** Start Exercise data **

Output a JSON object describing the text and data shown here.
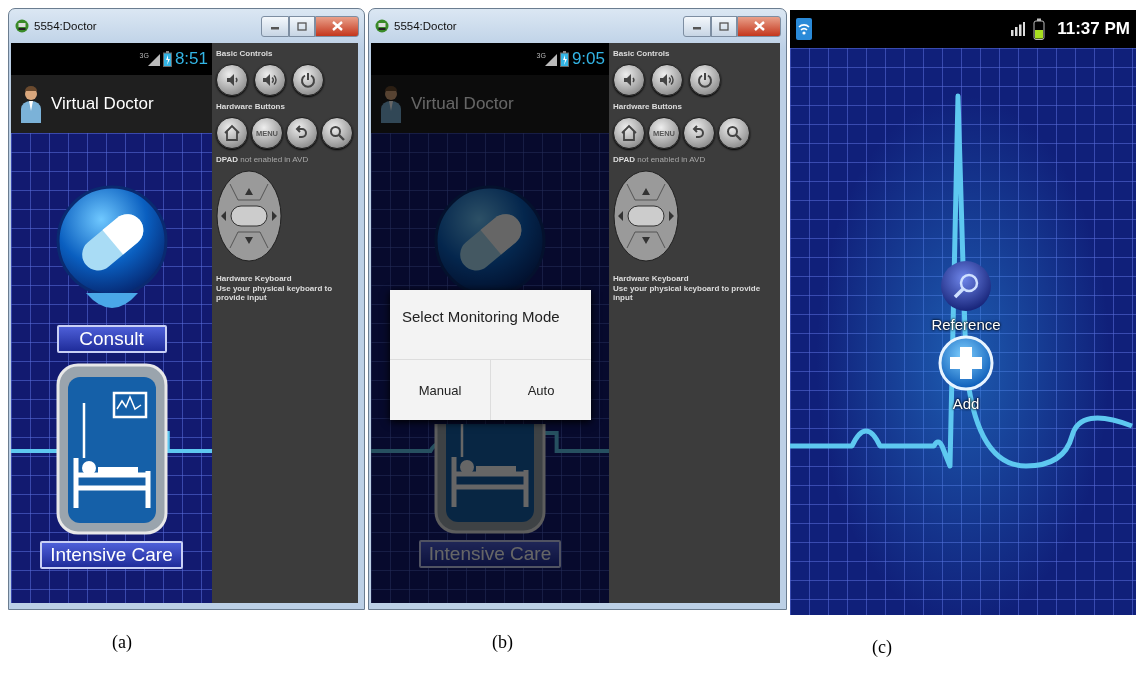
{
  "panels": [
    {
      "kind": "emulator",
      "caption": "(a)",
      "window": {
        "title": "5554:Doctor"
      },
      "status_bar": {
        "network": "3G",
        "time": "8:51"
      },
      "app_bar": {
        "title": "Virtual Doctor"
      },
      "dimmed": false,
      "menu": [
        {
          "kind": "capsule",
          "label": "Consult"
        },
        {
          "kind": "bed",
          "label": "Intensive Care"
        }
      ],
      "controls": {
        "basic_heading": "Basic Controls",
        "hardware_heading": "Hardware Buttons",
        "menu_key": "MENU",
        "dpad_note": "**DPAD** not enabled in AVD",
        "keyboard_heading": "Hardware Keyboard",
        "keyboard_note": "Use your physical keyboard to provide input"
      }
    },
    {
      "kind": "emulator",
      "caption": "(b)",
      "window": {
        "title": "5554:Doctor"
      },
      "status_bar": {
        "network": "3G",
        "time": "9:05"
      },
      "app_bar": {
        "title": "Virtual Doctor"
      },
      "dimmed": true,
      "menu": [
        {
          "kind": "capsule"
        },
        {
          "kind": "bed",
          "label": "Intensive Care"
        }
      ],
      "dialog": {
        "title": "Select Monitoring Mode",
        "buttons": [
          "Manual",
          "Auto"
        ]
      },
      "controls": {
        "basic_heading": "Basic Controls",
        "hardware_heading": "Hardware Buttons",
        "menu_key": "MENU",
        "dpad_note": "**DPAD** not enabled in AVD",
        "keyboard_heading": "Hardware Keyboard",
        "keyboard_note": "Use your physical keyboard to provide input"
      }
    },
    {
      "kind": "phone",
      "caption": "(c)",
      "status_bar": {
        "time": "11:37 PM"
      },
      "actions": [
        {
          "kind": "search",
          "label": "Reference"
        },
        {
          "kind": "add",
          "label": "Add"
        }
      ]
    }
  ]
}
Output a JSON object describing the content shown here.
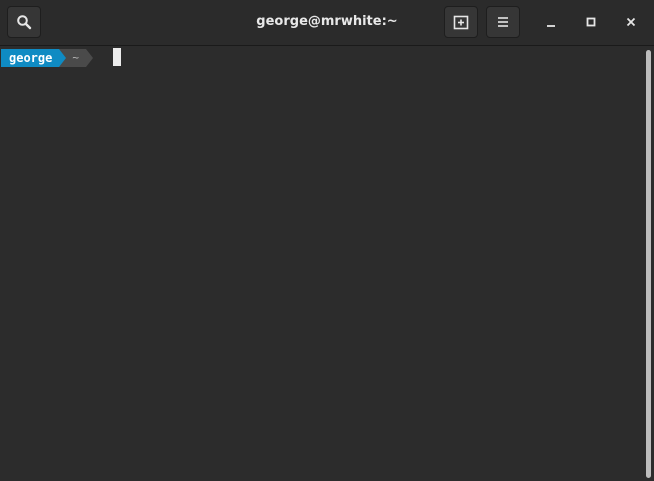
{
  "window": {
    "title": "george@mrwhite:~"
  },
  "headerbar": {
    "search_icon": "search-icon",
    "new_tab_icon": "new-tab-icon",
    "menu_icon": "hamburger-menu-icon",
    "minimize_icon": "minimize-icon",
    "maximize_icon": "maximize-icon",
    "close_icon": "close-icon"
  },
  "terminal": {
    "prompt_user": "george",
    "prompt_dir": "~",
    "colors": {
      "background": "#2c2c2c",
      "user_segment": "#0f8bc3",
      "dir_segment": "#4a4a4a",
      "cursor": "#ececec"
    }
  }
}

** End Exercise data **

Written problem.
Set down exactly, from the line that contains "Output a JSON object describing the content" through the last line of the data, each line as it stands, and leave the pictures out.

Task answer.
Output a JSON object describing the content shown here.
{
  "window": {
    "title": "george@mrwhite:~"
  },
  "headerbar": {
    "search_icon": "search-icon",
    "new_tab_icon": "new-tab-icon",
    "menu_icon": "hamburger-menu-icon",
    "minimize_icon": "minimize-icon",
    "maximize_icon": "maximize-icon",
    "close_icon": "close-icon"
  },
  "terminal": {
    "prompt_user": "george",
    "prompt_dir": "~",
    "colors": {
      "background": "#2c2c2c",
      "user_segment": "#0f8bc3",
      "dir_segment": "#4a4a4a",
      "cursor": "#ececec"
    }
  }
}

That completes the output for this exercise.